Exercise goal
Output an exact reproduction of the data.

Records contained in a dataset:
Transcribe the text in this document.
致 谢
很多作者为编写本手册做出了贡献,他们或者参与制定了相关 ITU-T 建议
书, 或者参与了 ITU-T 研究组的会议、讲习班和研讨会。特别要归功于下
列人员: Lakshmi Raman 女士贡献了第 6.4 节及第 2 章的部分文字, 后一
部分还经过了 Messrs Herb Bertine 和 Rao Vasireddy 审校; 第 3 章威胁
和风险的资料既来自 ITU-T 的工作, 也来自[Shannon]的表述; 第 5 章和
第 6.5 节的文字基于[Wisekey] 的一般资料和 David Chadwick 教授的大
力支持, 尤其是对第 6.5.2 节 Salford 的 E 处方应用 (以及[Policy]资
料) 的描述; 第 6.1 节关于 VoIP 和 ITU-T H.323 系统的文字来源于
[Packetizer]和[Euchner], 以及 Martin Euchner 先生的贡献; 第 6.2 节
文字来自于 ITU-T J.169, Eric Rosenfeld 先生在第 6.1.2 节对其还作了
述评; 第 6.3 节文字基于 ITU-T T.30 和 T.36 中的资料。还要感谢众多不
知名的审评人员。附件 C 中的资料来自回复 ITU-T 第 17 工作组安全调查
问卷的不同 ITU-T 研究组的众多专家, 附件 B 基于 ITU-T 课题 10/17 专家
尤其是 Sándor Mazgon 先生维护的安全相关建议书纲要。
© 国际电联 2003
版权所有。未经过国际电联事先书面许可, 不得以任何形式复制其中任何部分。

Problem solution
Transcribe the text in this document.
致 谢
很多作者为编写本手册做出了贡献,他们或者参与制定了相关 ITU-T 建议
书, 或者参与了 ITU-T 研究组的会议、讲习班和研讨会。特别要归功于下
列人员: Lakshmi Raman 女士贡献了第 6.4 节及第 2 章的部分文字, 后一
部分还经过了 Messrs Herb Bertine 和 Rao Vasireddy 审校; 第 3 章威胁
和风险的资料既来自 ITU-T 的工作, 也来自[Shannon]的表述; 第 5 章和
第 6.5 节的文字基于[Wisekey] 的一般资料和 David Chadwick 教授的大
力支持, 尤其是对第 6.5.2 节 Salford 的 E 处方应用 (以及[Policy]资
料) 的描述; 第 6.1 节关于 VoIP 和 ITU-T H.323 系统的文字来源于
[Packetizer]和[Euchner], 以及 Martin Euchner 先生的贡献; 第 6.2 节
文字来自于 ITU-T J.169, Eric Rosenfeld 先生在第 6.1.2 节对其还作了
述评; 第 6.3 节文字基于 ITU-T T.30 和 T.36 中的资料。还要感谢众多不
知名的审评人员。附件 C 中的资料来自回复 ITU-T 第 17 工作组安全调查
问卷的不同 ITU-T 研究组的众多专家, 附件 B 基于 ITU-T 课题 10/17 专家
尤其是 Sándor Mazgon 先生维护的安全相关建议书纲要。
© 国际电联 2003
版权所有。未经过国际电联事先书面许可, 不得以任何形式复制其中任何部分。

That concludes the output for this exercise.